- TASK DETAILS
Where a line holds the word "Contentful", copy that line.

- INPUT DATA
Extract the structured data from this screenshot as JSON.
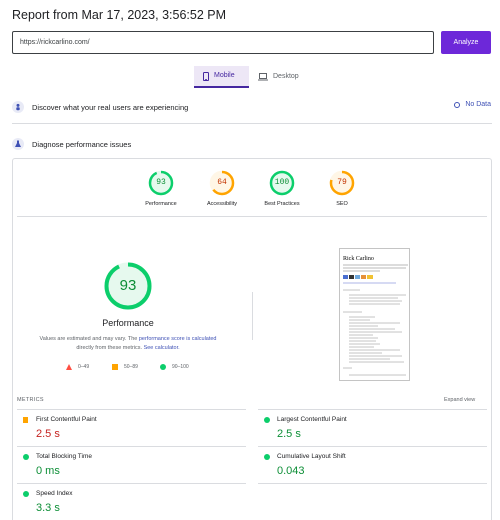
{
  "report": {
    "title": "Report from Mar 17, 2023, 3:56:52 PM"
  },
  "url_bar": {
    "value": "https://rickcarlino.com/",
    "analyze_label": "Analyze"
  },
  "tabs": [
    {
      "label": "Mobile",
      "icon": "phone-icon",
      "selected": true
    },
    {
      "label": "Desktop",
      "icon": "laptop-icon",
      "selected": false
    }
  ],
  "field_data": {
    "title": "Discover what your real users are experiencing",
    "status": "No Data"
  },
  "diagnose": {
    "title": "Diagnose performance issues"
  },
  "category_scores": [
    {
      "label": "Performance",
      "score": "93",
      "value": 93,
      "color": "#0cce6b"
    },
    {
      "label": "Accessibility",
      "score": "64",
      "value": 64,
      "color": "#ffa400"
    },
    {
      "label": "Best Practices",
      "score": "100",
      "value": 100,
      "color": "#0cce6b"
    },
    {
      "label": "SEO",
      "score": "79",
      "value": 79,
      "color": "#ffa400"
    }
  ],
  "main_score": {
    "score": "93",
    "value": 93,
    "label": "Performance",
    "note_prefix": "Values are estimated and may vary. The ",
    "note_link1": "performance score is calculated",
    "note_mid": "directly from these metrics. ",
    "note_link2": "See calculator."
  },
  "legend": [
    {
      "range": "0–49",
      "color": "#ff4e42",
      "shape": "triangle"
    },
    {
      "range": "50–89",
      "color": "#ffa400",
      "shape": "square"
    },
    {
      "range": "90–100",
      "color": "#0cce6b",
      "shape": "circle"
    }
  ],
  "thumbnail": {
    "heading": "Rick Carlino"
  },
  "metrics": {
    "heading": "METRICS",
    "expand_label": "Expand view",
    "items": [
      {
        "name": "First Contentful Paint",
        "value": "2.5 s",
        "status": "average"
      },
      {
        "name": "Largest Contentful Paint",
        "value": "2.5 s",
        "status": "good"
      },
      {
        "name": "Total Blocking Time",
        "value": "0 ms",
        "status": "good"
      },
      {
        "name": "Cumulative Layout Shift",
        "value": "0.043",
        "status": "good"
      },
      {
        "name": "Speed Index",
        "value": "3.3 s",
        "status": "good"
      }
    ]
  },
  "colors": {
    "accent": "#6d28d9",
    "good": "#0cce6b",
    "average": "#ffa400",
    "poor": "#ff4e42",
    "link": "#3f51b5"
  }
}
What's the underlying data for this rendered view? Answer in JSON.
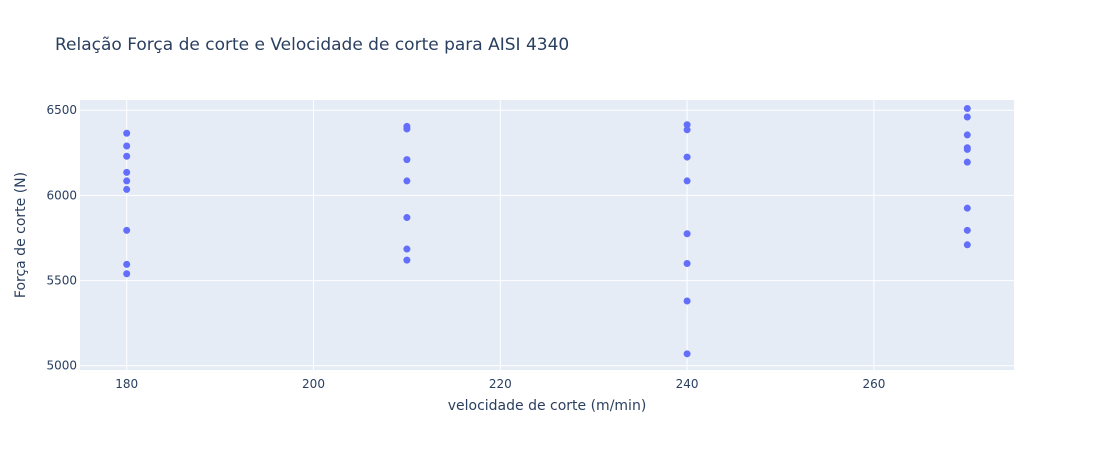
{
  "chart_data": {
    "type": "scatter",
    "title": "Relação Força de corte e Velocidade de corte para AISI 4340",
    "xlabel": "velocidade de corte (m/min)",
    "ylabel": "Força de corte (N)",
    "xlim": [
      175,
      275
    ],
    "ylim": [
      4975,
      6560
    ],
    "x_ticks": [
      180,
      200,
      220,
      240,
      260
    ],
    "y_ticks": [
      5000,
      5500,
      6000,
      6500
    ],
    "grid": true,
    "colors": {
      "marker": "#636efa",
      "plot_bg": "#e5ecf6",
      "grid": "#ffffff",
      "text": "#2a3f5f"
    },
    "series": [
      {
        "points": [
          [
            180,
            6365
          ],
          [
            180,
            6290
          ],
          [
            180,
            6230
          ],
          [
            180,
            6135
          ],
          [
            180,
            6085
          ],
          [
            180,
            6035
          ],
          [
            180,
            5795
          ],
          [
            180,
            5595
          ],
          [
            180,
            5540
          ],
          [
            210,
            6405
          ],
          [
            210,
            6390
          ],
          [
            210,
            6210
          ],
          [
            210,
            6085
          ],
          [
            210,
            5870
          ],
          [
            210,
            5685
          ],
          [
            210,
            5620
          ],
          [
            240,
            6415
          ],
          [
            240,
            6385
          ],
          [
            240,
            6225
          ],
          [
            240,
            6085
          ],
          [
            240,
            5775
          ],
          [
            240,
            5600
          ],
          [
            240,
            5380
          ],
          [
            240,
            5070
          ],
          [
            270,
            6510
          ],
          [
            270,
            6460
          ],
          [
            270,
            6355
          ],
          [
            270,
            6280
          ],
          [
            270,
            6270
          ],
          [
            270,
            6195
          ],
          [
            270,
            5925
          ],
          [
            270,
            5795
          ],
          [
            270,
            5710
          ]
        ]
      }
    ]
  }
}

- IN RESPONSE
        "name": "First Contentful Paint",
        "name": "Largest Contentful Paint",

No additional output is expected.